╭──
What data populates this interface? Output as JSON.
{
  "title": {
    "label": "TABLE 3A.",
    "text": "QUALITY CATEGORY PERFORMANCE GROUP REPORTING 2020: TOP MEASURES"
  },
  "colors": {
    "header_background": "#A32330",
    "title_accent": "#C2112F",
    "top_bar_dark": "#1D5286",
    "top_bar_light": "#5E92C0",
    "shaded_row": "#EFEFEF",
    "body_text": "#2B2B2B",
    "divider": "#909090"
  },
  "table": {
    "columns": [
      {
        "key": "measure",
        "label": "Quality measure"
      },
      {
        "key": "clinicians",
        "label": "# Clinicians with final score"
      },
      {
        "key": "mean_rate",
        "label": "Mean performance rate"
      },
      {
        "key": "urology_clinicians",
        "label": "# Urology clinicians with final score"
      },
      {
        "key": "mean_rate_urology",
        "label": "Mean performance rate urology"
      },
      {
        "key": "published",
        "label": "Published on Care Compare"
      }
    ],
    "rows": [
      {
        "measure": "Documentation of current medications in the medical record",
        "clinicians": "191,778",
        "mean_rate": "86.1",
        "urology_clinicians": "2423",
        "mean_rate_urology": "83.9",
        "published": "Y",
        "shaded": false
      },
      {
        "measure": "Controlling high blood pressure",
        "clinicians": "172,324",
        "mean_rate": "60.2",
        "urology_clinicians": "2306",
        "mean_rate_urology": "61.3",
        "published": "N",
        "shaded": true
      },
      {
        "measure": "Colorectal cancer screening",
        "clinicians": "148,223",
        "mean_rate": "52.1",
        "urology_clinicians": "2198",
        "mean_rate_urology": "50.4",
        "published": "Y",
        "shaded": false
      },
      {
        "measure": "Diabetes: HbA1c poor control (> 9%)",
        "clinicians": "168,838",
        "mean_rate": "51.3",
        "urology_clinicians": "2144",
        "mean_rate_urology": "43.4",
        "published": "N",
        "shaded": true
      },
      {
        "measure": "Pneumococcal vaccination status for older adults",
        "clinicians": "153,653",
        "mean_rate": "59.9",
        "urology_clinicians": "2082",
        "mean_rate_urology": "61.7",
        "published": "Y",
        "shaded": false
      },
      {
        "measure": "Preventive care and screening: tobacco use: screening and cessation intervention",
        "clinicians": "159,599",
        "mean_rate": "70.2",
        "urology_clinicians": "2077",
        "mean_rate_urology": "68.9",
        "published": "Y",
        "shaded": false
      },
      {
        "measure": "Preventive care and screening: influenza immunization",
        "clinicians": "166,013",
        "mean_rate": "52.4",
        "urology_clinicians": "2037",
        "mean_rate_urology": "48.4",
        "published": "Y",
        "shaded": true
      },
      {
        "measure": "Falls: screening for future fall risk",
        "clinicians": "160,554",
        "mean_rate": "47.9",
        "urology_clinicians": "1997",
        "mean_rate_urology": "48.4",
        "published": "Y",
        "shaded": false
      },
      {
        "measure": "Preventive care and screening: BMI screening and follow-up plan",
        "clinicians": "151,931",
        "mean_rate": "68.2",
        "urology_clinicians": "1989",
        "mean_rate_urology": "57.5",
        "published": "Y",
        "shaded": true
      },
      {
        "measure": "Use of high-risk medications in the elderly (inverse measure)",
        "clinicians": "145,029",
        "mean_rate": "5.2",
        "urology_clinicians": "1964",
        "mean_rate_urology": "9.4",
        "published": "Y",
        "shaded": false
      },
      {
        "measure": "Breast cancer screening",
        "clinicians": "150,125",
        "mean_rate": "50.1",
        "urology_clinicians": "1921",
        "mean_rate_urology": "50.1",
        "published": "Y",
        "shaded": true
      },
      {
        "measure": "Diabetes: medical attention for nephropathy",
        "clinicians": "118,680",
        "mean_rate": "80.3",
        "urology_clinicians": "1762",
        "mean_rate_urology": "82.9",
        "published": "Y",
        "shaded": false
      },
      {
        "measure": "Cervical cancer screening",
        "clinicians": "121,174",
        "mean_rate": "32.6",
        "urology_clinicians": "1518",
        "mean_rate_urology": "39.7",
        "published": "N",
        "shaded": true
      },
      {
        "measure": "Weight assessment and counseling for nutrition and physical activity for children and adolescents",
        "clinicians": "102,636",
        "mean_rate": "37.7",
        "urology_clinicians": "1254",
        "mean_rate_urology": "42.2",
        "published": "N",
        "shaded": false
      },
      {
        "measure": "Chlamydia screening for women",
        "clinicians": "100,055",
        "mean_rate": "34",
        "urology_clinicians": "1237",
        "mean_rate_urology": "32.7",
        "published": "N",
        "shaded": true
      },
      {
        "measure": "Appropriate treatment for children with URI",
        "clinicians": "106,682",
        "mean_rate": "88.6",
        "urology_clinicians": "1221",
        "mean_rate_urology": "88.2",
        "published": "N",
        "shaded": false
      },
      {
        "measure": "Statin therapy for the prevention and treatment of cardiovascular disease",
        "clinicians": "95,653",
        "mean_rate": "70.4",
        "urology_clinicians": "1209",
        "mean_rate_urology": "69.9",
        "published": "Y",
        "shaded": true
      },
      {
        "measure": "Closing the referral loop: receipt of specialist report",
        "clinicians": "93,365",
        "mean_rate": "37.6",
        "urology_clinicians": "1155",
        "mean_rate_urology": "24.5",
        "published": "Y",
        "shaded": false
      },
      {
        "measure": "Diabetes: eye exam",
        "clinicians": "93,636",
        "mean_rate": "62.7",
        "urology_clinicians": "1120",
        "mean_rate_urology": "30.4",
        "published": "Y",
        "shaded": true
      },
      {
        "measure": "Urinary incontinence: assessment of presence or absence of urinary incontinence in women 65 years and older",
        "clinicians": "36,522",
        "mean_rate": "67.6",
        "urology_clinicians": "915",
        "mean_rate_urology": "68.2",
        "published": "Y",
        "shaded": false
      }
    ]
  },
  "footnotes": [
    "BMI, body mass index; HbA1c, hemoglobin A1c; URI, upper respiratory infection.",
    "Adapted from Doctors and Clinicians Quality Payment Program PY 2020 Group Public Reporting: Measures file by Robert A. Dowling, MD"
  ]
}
╰──
_AIM_
Go through the material above line by line and copy it exactly.

_OUTPUT OF THE EXERCISE_
What data populates this interface? Output as JSON.
{
  "title": {
    "label": "TABLE 3A.",
    "text": "QUALITY CATEGORY PERFORMANCE GROUP REPORTING 2020: TOP MEASURES"
  },
  "colors": {
    "header_background": "#A32330",
    "title_accent": "#C2112F",
    "top_bar_dark": "#1D5286",
    "top_bar_light": "#5E92C0",
    "shaded_row": "#EFEFEF",
    "body_text": "#2B2B2B",
    "divider": "#909090"
  },
  "table": {
    "columns": [
      {
        "key": "measure",
        "label": "Quality measure"
      },
      {
        "key": "clinicians",
        "label": "# Clinicians with final score"
      },
      {
        "key": "mean_rate",
        "label": "Mean performance rate"
      },
      {
        "key": "urology_clinicians",
        "label": "# Urology clinicians with final score"
      },
      {
        "key": "mean_rate_urology",
        "label": "Mean performance rate urology"
      },
      {
        "key": "published",
        "label": "Published on Care Compare"
      }
    ],
    "rows": [
      {
        "measure": "Documentation of current medications in the medical record",
        "clinicians": "191,778",
        "mean_rate": "86.1",
        "urology_clinicians": "2423",
        "mean_rate_urology": "83.9",
        "published": "Y",
        "shaded": false
      },
      {
        "measure": "Controlling high blood pressure",
        "clinicians": "172,324",
        "mean_rate": "60.2",
        "urology_clinicians": "2306",
        "mean_rate_urology": "61.3",
        "published": "N",
        "shaded": true
      },
      {
        "measure": "Colorectal cancer screening",
        "clinicians": "148,223",
        "mean_rate": "52.1",
        "urology_clinicians": "2198",
        "mean_rate_urology": "50.4",
        "published": "Y",
        "shaded": false
      },
      {
        "measure": "Diabetes: HbA1c poor control (> 9%)",
        "clinicians": "168,838",
        "mean_rate": "51.3",
        "urology_clinicians": "2144",
        "mean_rate_urology": "43.4",
        "published": "N",
        "shaded": true
      },
      {
        "measure": "Pneumococcal vaccination status for older adults",
        "clinicians": "153,653",
        "mean_rate": "59.9",
        "urology_clinicians": "2082",
        "mean_rate_urology": "61.7",
        "published": "Y",
        "shaded": false
      },
      {
        "measure": "Preventive care and screening: tobacco use: screening and cessation intervention",
        "clinicians": "159,599",
        "mean_rate": "70.2",
        "urology_clinicians": "2077",
        "mean_rate_urology": "68.9",
        "published": "Y",
        "shaded": false
      },
      {
        "measure": "Preventive care and screening: influenza immunization",
        "clinicians": "166,013",
        "mean_rate": "52.4",
        "urology_clinicians": "2037",
        "mean_rate_urology": "48.4",
        "published": "Y",
        "shaded": true
      },
      {
        "measure": "Falls: screening for future fall risk",
        "clinicians": "160,554",
        "mean_rate": "47.9",
        "urology_clinicians": "1997",
        "mean_rate_urology": "48.4",
        "published": "Y",
        "shaded": false
      },
      {
        "measure": "Preventive care and screening: BMI screening and follow-up plan",
        "clinicians": "151,931",
        "mean_rate": "68.2",
        "urology_clinicians": "1989",
        "mean_rate_urology": "57.5",
        "published": "Y",
        "shaded": true
      },
      {
        "measure": "Use of high-risk medications in the elderly (inverse measure)",
        "clinicians": "145,029",
        "mean_rate": "5.2",
        "urology_clinicians": "1964",
        "mean_rate_urology": "9.4",
        "published": "Y",
        "shaded": false
      },
      {
        "measure": "Breast cancer screening",
        "clinicians": "150,125",
        "mean_rate": "50.1",
        "urology_clinicians": "1921",
        "mean_rate_urology": "50.1",
        "published": "Y",
        "shaded": true
      },
      {
        "measure": "Diabetes: medical attention for nephropathy",
        "clinicians": "118,680",
        "mean_rate": "80.3",
        "urology_clinicians": "1762",
        "mean_rate_urology": "82.9",
        "published": "Y",
        "shaded": false
      },
      {
        "measure": "Cervical cancer screening",
        "clinicians": "121,174",
        "mean_rate": "32.6",
        "urology_clinicians": "1518",
        "mean_rate_urology": "39.7",
        "published": "N",
        "shaded": true
      },
      {
        "measure": "Weight assessment and counseling for nutrition and physical activity for children and adolescents",
        "clinicians": "102,636",
        "mean_rate": "37.7",
        "urology_clinicians": "1254",
        "mean_rate_urology": "42.2",
        "published": "N",
        "shaded": false
      },
      {
        "measure": "Chlamydia screening for women",
        "clinicians": "100,055",
        "mean_rate": "34",
        "urology_clinicians": "1237",
        "mean_rate_urology": "32.7",
        "published": "N",
        "shaded": true
      },
      {
        "measure": "Appropriate treatment for children with URI",
        "clinicians": "106,682",
        "mean_rate": "88.6",
        "urology_clinicians": "1221",
        "mean_rate_urology": "88.2",
        "published": "N",
        "shaded": false
      },
      {
        "measure": "Statin therapy for the prevention and treatment of cardiovascular disease",
        "clinicians": "95,653",
        "mean_rate": "70.4",
        "urology_clinicians": "1209",
        "mean_rate_urology": "69.9",
        "published": "Y",
        "shaded": true
      },
      {
        "measure": "Closing the referral loop: receipt of specialist report",
        "clinicians": "93,365",
        "mean_rate": "37.6",
        "urology_clinicians": "1155",
        "mean_rate_urology": "24.5",
        "published": "Y",
        "shaded": false
      },
      {
        "measure": "Diabetes: eye exam",
        "clinicians": "93,636",
        "mean_rate": "62.7",
        "urology_clinicians": "1120",
        "mean_rate_urology": "30.4",
        "published": "Y",
        "shaded": true
      },
      {
        "measure": "Urinary incontinence: assessment of presence or absence of urinary incontinence in women 65 years and older",
        "clinicians": "36,522",
        "mean_rate": "67.6",
        "urology_clinicians": "915",
        "mean_rate_urology": "68.2",
        "published": "Y",
        "shaded": false
      }
    ]
  },
  "footnotes": [
    "BMI, body mass index; HbA1c, hemoglobin A1c; URI, upper respiratory infection.",
    "Adapted from Doctors and Clinicians Quality Payment Program PY 2020 Group Public Reporting: Measures file by Robert A. Dowling, MD"
  ]
}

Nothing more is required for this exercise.